STATED PROBLEM:
Extract all lines that hold "badge" from the records below.

DATASET ROWS:

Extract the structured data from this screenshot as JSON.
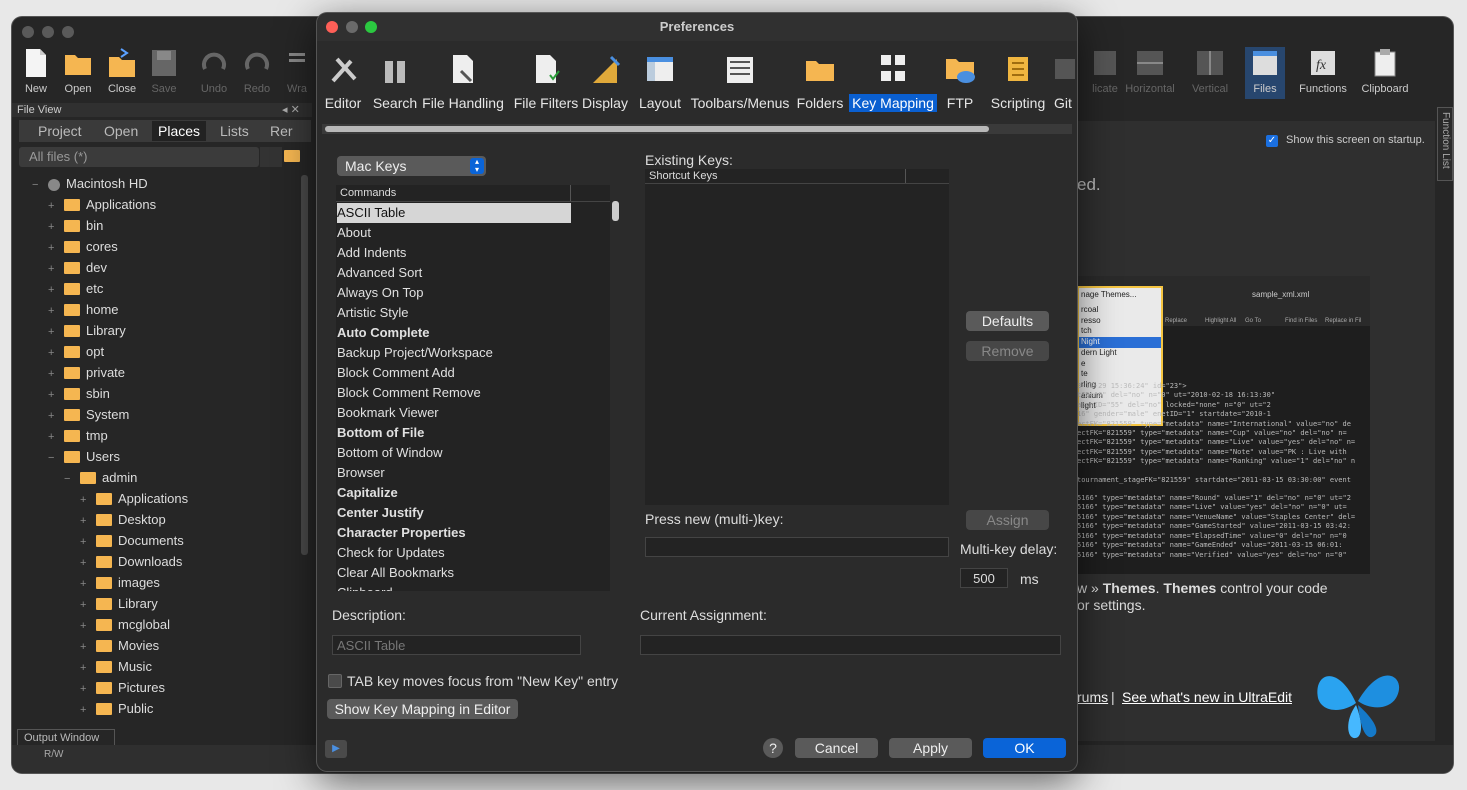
{
  "bg_app": {
    "toolbar": [
      {
        "label": "New",
        "icon": "new-file-icon"
      },
      {
        "label": "Open",
        "icon": "open-folder-icon"
      },
      {
        "label": "Close",
        "icon": "close-folder-icon"
      },
      {
        "label": "Save",
        "icon": "save-icon"
      },
      {
        "label": "Undo",
        "icon": "undo-icon"
      },
      {
        "label": "Redo",
        "icon": "redo-icon"
      },
      {
        "label": "Wra",
        "icon": "wrap-icon"
      }
    ],
    "toolbar_right": [
      {
        "label": "licate",
        "icon": "duplicate-icon"
      },
      {
        "label": "Horizontal",
        "icon": "horizontal-split-icon"
      },
      {
        "label": "Vertical",
        "icon": "vertical-split-icon"
      },
      {
        "label": "Files",
        "icon": "files-icon"
      },
      {
        "label": "Functions",
        "icon": "functions-icon"
      },
      {
        "label": "Clipboard",
        "icon": "clipboard-icon"
      }
    ],
    "file_view_title": "File View",
    "panel_tabs": [
      "Project",
      "Open",
      "Places",
      "Lists",
      "Rer"
    ],
    "filter_value": "All files (*)",
    "tree_root": "Macintosh HD",
    "tree_top": [
      "Applications",
      "bin",
      "cores",
      "dev",
      "etc",
      "home",
      "Library",
      "opt",
      "private",
      "sbin",
      "System",
      "tmp",
      "Users"
    ],
    "tree_admin": "admin",
    "tree_admin_children": [
      "Applications",
      "Desktop",
      "Documents",
      "Downloads",
      "images",
      "Library",
      "mcglobal",
      "Movies",
      "Music",
      "Pictures",
      "Public"
    ],
    "output_window": "Output Window",
    "status_rw": "R/W",
    "startup_checkbox": "Show this screen on startup.",
    "function_list_tab": "Function List",
    "welcome_partial": "ed.",
    "themes_text_1_a": "w » ",
    "themes_text_1_b": "Themes",
    "themes_text_1_c": ". ",
    "themes_text_1_d": "Themes",
    "themes_text_1_e": " control your code",
    "themes_text_2": "or settings.",
    "link_forums": "rums",
    "link_sep": "|",
    "link_whats_new": "See what's new in UltraEdit",
    "preview_menu_title": "nage Themes...",
    "preview_file": "sample_xml.xml",
    "preview_themes": [
      "rcoal",
      "resso",
      "tch",
      "Night",
      "dern Light",
      "e",
      "te",
      "rling",
      "anium",
      "light"
    ],
    "preview_tools": [
      "Replace",
      "Highlight All",
      "Go To",
      "Find in Files",
      "Replace in Fil"
    ],
    "preview_code": [
      "3-12-29 15:36:24\" id=\"23\">",
      "tID=\"0\" del=\"no\" n=\"0\" ut=\"2010-02-18 16:13:30\"",
      "asonID=\"55\" del=\"no\" locked=\"none\" n=\"0\" ut=\"2",
      "16\" gender=\"male\" enetID=\"1\" startdate=\"2010-1",
      "ectFK=\"821559\" type=\"metadata\" name=\"International\" value=\"no\" de",
      "ectFK=\"821559\" type=\"metadata\" name=\"Cup\" value=\"no\" del=\"no\" n=",
      "ectFK=\"821559\" type=\"metadata\" name=\"Live\" value=\"yes\" del=\"no\" n=",
      "ectFK=\"821559\" type=\"metadata\" name=\"Note\" value=\"PK : Live with",
      "ectFK=\"821559\" type=\"metadata\" name=\"Ranking\" value=\"1\" del=\"no\" n",
      "tournament_stageFK=\"821559\" startdate=\"2011-03-15 03:30:00\" event",
      "5166\" type=\"metadata\" name=\"Round\" value=\"1\" del=\"no\" n=\"0\" ut=\"2",
      "5166\" type=\"metadata\" name=\"Live\" value=\"yes\" del=\"no\" n=\"0\" ut=",
      "5166\" type=\"metadata\" name=\"VenueName\" value=\"Staples Center\" del=",
      "5166\" type=\"metadata\" name=\"GameStarted\" value=\"2011-03-15 03:42:",
      "5166\" type=\"metadata\" name=\"ElapsedTime\" value=\"0\" del=\"no\" n=\"0",
      "5166\" type=\"metadata\" name=\"GameEnded\" value=\"2011-03-15 06:01:",
      "5166\" type=\"metadata\" name=\"Verified\" value=\"yes\" del=\"no\" n=\"0\""
    ]
  },
  "dialog": {
    "title": "Preferences",
    "tabs": [
      {
        "label": "Editor",
        "icon": "editor-tools-icon"
      },
      {
        "label": "Search",
        "icon": "binoculars-icon"
      },
      {
        "label": "File Handling",
        "icon": "file-handling-icon"
      },
      {
        "label": "File Filters",
        "icon": "file-filters-icon"
      },
      {
        "label": "Display",
        "icon": "display-ruler-icon"
      },
      {
        "label": "Layout",
        "icon": "layout-icon"
      },
      {
        "label": "Toolbars/Menus",
        "icon": "toolbars-menus-icon"
      },
      {
        "label": "Folders",
        "icon": "folder-icon"
      },
      {
        "label": "Key Mapping",
        "icon": "key-mapping-icon"
      },
      {
        "label": "FTP",
        "icon": "ftp-cloud-icon"
      },
      {
        "label": "Scripting",
        "icon": "scripting-scroll-icon"
      },
      {
        "label": "Git",
        "icon": "git-icon"
      }
    ],
    "selected_tab": "Key Mapping",
    "keyset_select": "Mac Keys",
    "commands_header": "Commands",
    "commands": [
      {
        "label": "ASCII Table",
        "bold": false
      },
      {
        "label": "About",
        "bold": false
      },
      {
        "label": "Add Indents",
        "bold": false
      },
      {
        "label": "Advanced Sort",
        "bold": false
      },
      {
        "label": "Always On Top",
        "bold": false
      },
      {
        "label": "Artistic Style",
        "bold": false
      },
      {
        "label": "Auto Complete",
        "bold": true
      },
      {
        "label": "Backup Project/Workspace",
        "bold": false
      },
      {
        "label": "Block Comment Add",
        "bold": false
      },
      {
        "label": "Block Comment Remove",
        "bold": false
      },
      {
        "label": "Bookmark Viewer",
        "bold": false
      },
      {
        "label": "Bottom of File",
        "bold": true
      },
      {
        "label": "Bottom of Window",
        "bold": false
      },
      {
        "label": "Browser",
        "bold": false
      },
      {
        "label": "Capitalize",
        "bold": true
      },
      {
        "label": "Center Justify",
        "bold": true
      },
      {
        "label": "Character Properties",
        "bold": true
      },
      {
        "label": "Check for Updates",
        "bold": false
      },
      {
        "label": "Clear All Bookmarks",
        "bold": false
      },
      {
        "label": "Clipboard",
        "bold": false
      }
    ],
    "existing_keys_label": "Existing Keys:",
    "shortcut_keys_header": "Shortcut Keys",
    "defaults_button": "Defaults",
    "remove_button": "Remove",
    "press_new_key_label": "Press new (multi-)key:",
    "assign_button": "Assign",
    "multikey_delay_label": "Multi-key delay:",
    "multikey_delay_value": "500",
    "ms_label": "ms",
    "description_label": "Description:",
    "description_value": "ASCII Table",
    "current_assignment_label": "Current Assignment:",
    "tab_focus_checkbox": "TAB key moves focus from \"New Key\" entry",
    "show_mapping_button": "Show Key Mapping in Editor",
    "help_button": "?",
    "cancel_button": "Cancel",
    "apply_button": "Apply",
    "ok_button": "OK"
  }
}
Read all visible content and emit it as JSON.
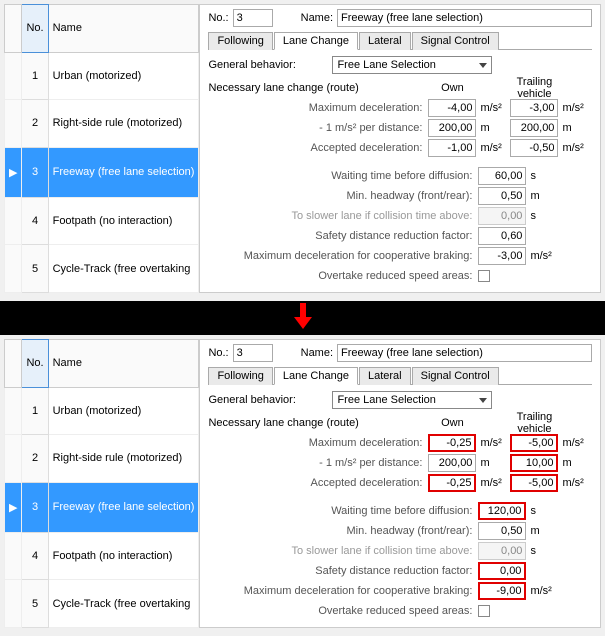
{
  "list": {
    "headers": {
      "no": "No.",
      "name": "Name"
    },
    "rows": [
      {
        "no": "1",
        "name": "Urban (motorized)"
      },
      {
        "no": "2",
        "name": "Right-side rule (motorized)"
      },
      {
        "no": "3",
        "name": "Freeway (free lane selection)"
      },
      {
        "no": "4",
        "name": "Footpath (no interaction)"
      },
      {
        "no": "5",
        "name": "Cycle-Track (free overtaking"
      }
    ],
    "selected_index": 2
  },
  "header": {
    "no_label": "No.:",
    "no_value": "3",
    "name_label": "Name:",
    "name_value": "Freeway (free lane selection)"
  },
  "tabs": {
    "following": "Following",
    "lane_change": "Lane Change",
    "lateral": "Lateral",
    "signal_control": "Signal Control"
  },
  "general_behavior_label": "General behavior:",
  "general_behavior_value": "Free Lane Selection",
  "nec_title": "Necessary lane change (route)",
  "own_header": "Own",
  "trail_header": "Trailing vehicle",
  "labels": {
    "max_decel": "Maximum deceleration:",
    "per_dist": "- 1 m/s² per distance:",
    "acc_decel": "Accepted deceleration:",
    "wait_diff": "Waiting time before diffusion:",
    "min_hw": "Min. headway (front/rear):",
    "slower_if": "To slower lane if collision time above:",
    "safety": "Safety distance reduction factor:",
    "coop_brake": "Maximum deceleration for cooperative braking:",
    "overtake": "Overtake reduced speed areas:"
  },
  "units": {
    "ms2": "m/s²",
    "m": "m",
    "s": "s"
  },
  "before": {
    "max_decel_own": "-4,00",
    "max_decel_trail": "-3,00",
    "per_dist_own": "200,00",
    "per_dist_trail": "200,00",
    "acc_decel_own": "-1,00",
    "acc_decel_trail": "-0,50",
    "wait_diff": "60,00",
    "min_hw": "0,50",
    "slower_if": "0,00",
    "safety": "0,60",
    "coop_brake": "-3,00"
  },
  "after": {
    "max_decel_own": "-0,25",
    "max_decel_trail": "-5,00",
    "per_dist_own": "200,00",
    "per_dist_trail": "10,00",
    "acc_decel_own": "-0,25",
    "acc_decel_trail": "-5,00",
    "wait_diff": "120,00",
    "min_hw": "0,50",
    "slower_if": "0,00",
    "safety": "0,00",
    "coop_brake": "-9,00"
  }
}
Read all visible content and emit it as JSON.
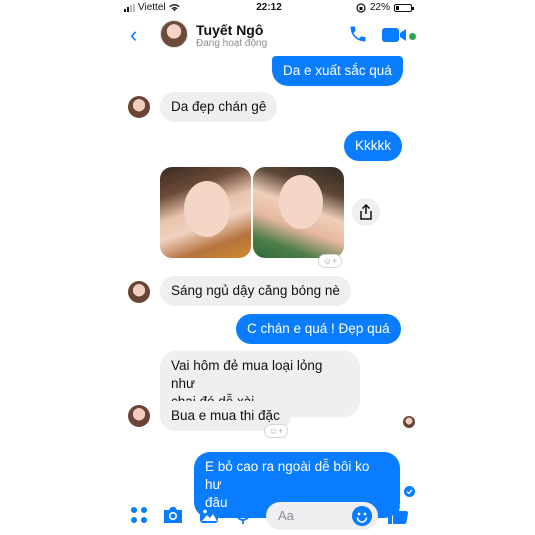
{
  "status_bar": {
    "carrier": "Viettel",
    "time": "22:12",
    "battery": "22%",
    "battery_level": 0.22
  },
  "header": {
    "contact_name": "Tuyết Ngô",
    "contact_status": "Đang hoạt động"
  },
  "messages": [
    {
      "direction": "out",
      "text": "Da e xuất sắc quá"
    },
    {
      "direction": "in",
      "text": "Da đẹp chán gê"
    },
    {
      "direction": "out",
      "text": "Kkkkk"
    },
    {
      "direction": "in",
      "text": "Sáng ngủ dậy căng bóng nè"
    },
    {
      "direction": "out",
      "text": "C chán e quá ! Đẹp quá"
    },
    {
      "direction": "in",
      "text_line1": "Vai hôm đẻ mua loại lỏng như",
      "text_line2": "chai đó dễ xài"
    },
    {
      "direction": "in",
      "text": "Bua e mua thi đặc"
    },
    {
      "direction": "out",
      "text_line1": "E bỏ cao ra ngoài dễ bôi ko hư",
      "text_line2": "đâu"
    }
  ],
  "composer": {
    "placeholder": "Aa"
  },
  "colors": {
    "accent": "#0a7cff",
    "incoming_bubble": "#efeff1",
    "online": "#31a24c"
  },
  "icons": [
    "back-chevron-icon",
    "phone-icon",
    "video-camera-icon",
    "apps-icon",
    "camera-icon",
    "gallery-icon",
    "microphone-icon",
    "emoji-icon",
    "thumbs-up-icon",
    "share-icon",
    "add-reaction-icon"
  ]
}
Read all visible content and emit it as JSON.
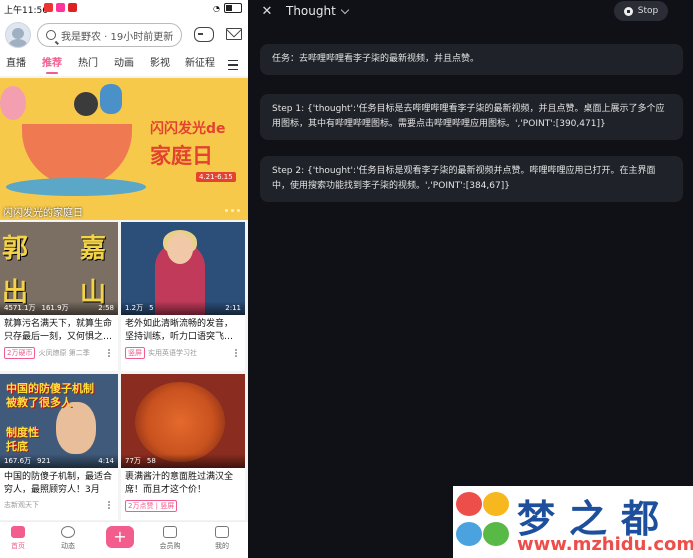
{
  "phone": {
    "status": {
      "time": "上午11:56"
    },
    "search": {
      "placeholder_text": "我是野农 · 19小时前更新"
    },
    "tabs": [
      "直播",
      "推荐",
      "热门",
      "动画",
      "影视",
      "新征程"
    ],
    "active_tab": "推荐",
    "banner": {
      "title_line1": "闪闪发光de",
      "title_line2": "家庭日",
      "date": "4.21-6.15",
      "caption": "闪闪发光的家庭日"
    },
    "cards": [
      {
        "overlay_text": [
          "郭",
          "嘉",
          "出",
          "山"
        ],
        "views": "4571.1万",
        "comments": "161.9万",
        "duration": "2:58",
        "title": "就算污名满天下，就算生命只存最后一刻，又何惧之…",
        "badge": "2万硬币",
        "author": "火凤燎原 第二季"
      },
      {
        "overlay_text": [],
        "views": "1.2万",
        "comments": "5",
        "duration": "2:11",
        "title": "老外如此清晰流畅的发音，坚持训练，听力口语突飞…",
        "badge": "竖屏",
        "author": "实用英语学习社"
      },
      {
        "overlay_text": [
          "中国的防傻子机制",
          "被教了很多人",
          "制度性",
          "托底"
        ],
        "views": "167.6万",
        "comments": "921",
        "duration": "4:14",
        "title": "中国的防傻子机制，最适合穷人，最照顾穷人！3月1…",
        "badge": "",
        "author": "志新观天下"
      },
      {
        "overlay_text": [],
        "views": "77万",
        "comments": "58",
        "duration": "",
        "title": "裹满酱汁的意面胜过满汉全席！而且才这个价！",
        "badge": "2万点赞 | 竖屏",
        "author": ""
      }
    ],
    "bottom_nav": [
      "首页",
      "动态",
      "会员购",
      "我的"
    ],
    "active_nav": "首页"
  },
  "agent": {
    "model_label": "Thought",
    "stop_label": "Stop",
    "messages": [
      "任务：去哔哩哔哩看李子柒的最新视频，并且点赞。",
      "Step 1: {'thought':'任务目标是去哔哩哔哩看李子柒的最新视频，并且点赞。桌面上展示了多个应用图标，其中有哔哩哔哩图标。需要点击哔哩哔哩应用图标。','POINT':[390,471]}",
      "Step 2: {'thought':'任务目标是观看李子柒的最新视频并点赞。哔哩哔哩应用已打开。在主界面中，使用搜索功能找到李子柒的视频。','POINT':[384,67]}"
    ]
  },
  "watermark": {
    "title": "梦之都",
    "url": "www.mzhidu.com"
  },
  "colors": {
    "accent": "#f25d8e",
    "agent_bg": "#0f1116",
    "bubble_bg": "#1f2229"
  }
}
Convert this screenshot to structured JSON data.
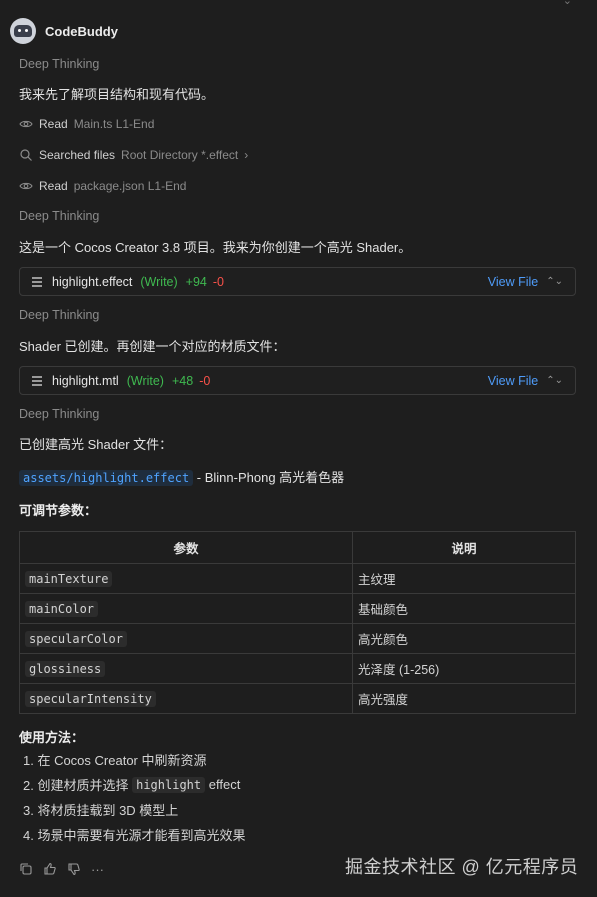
{
  "header": {
    "name": "CodeBuddy"
  },
  "sections": {
    "thinking_label": "Deep Thinking",
    "msg1": "我来先了解项目结构和现有代码。",
    "tool1": {
      "verb": "Read",
      "meta": "Main.ts L1-End"
    },
    "tool2": {
      "verb": "Searched files",
      "meta": "Root Directory *.effect"
    },
    "tool3": {
      "verb": "Read",
      "meta": "package.json L1-End"
    },
    "msg2": "这是一个 Cocos Creator 3.8 项目。我来为你创建一个高光 Shader。",
    "file1": {
      "name": "highlight.effect",
      "op": "(Write)",
      "add": "+94",
      "del": "-0",
      "view": "View File"
    },
    "msg3": "Shader 已创建。再创建一个对应的材质文件：",
    "file2": {
      "name": "highlight.mtl",
      "op": "(Write)",
      "add": "+48",
      "del": "-0",
      "view": "View File"
    },
    "msg4": "已创建高光 Shader 文件：",
    "asset_path": "assets/highlight.effect",
    "asset_desc": " - Blinn-Phong 高光着色器",
    "params_title": "可调节参数：",
    "table": {
      "headers": [
        "参数",
        "说明"
      ],
      "rows": [
        [
          "mainTexture",
          "主纹理"
        ],
        [
          "mainColor",
          "基础颜色"
        ],
        [
          "specularColor",
          "高光颜色"
        ],
        [
          "glossiness",
          "光泽度 (1-256)"
        ],
        [
          "specularIntensity",
          "高光强度"
        ]
      ]
    },
    "usage_title": "使用方法：",
    "steps": {
      "s1": "1. 在 Cocos Creator 中刷新资源",
      "s2a": "2. 创建材质并选择",
      "s2code": "highlight",
      "s2b": "effect",
      "s3": "3. 将材质挂载到 3D 模型上",
      "s4": "4. 场景中需要有光源才能看到高光效果"
    }
  },
  "watermark": "掘金技术社区 @ 亿元程序员"
}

RESPONSE BELOW:
        "badge": "2万硬币",
        "badge": "竖屏",
        "badge": "",
        "badge": "2万点赞 | 竖屏",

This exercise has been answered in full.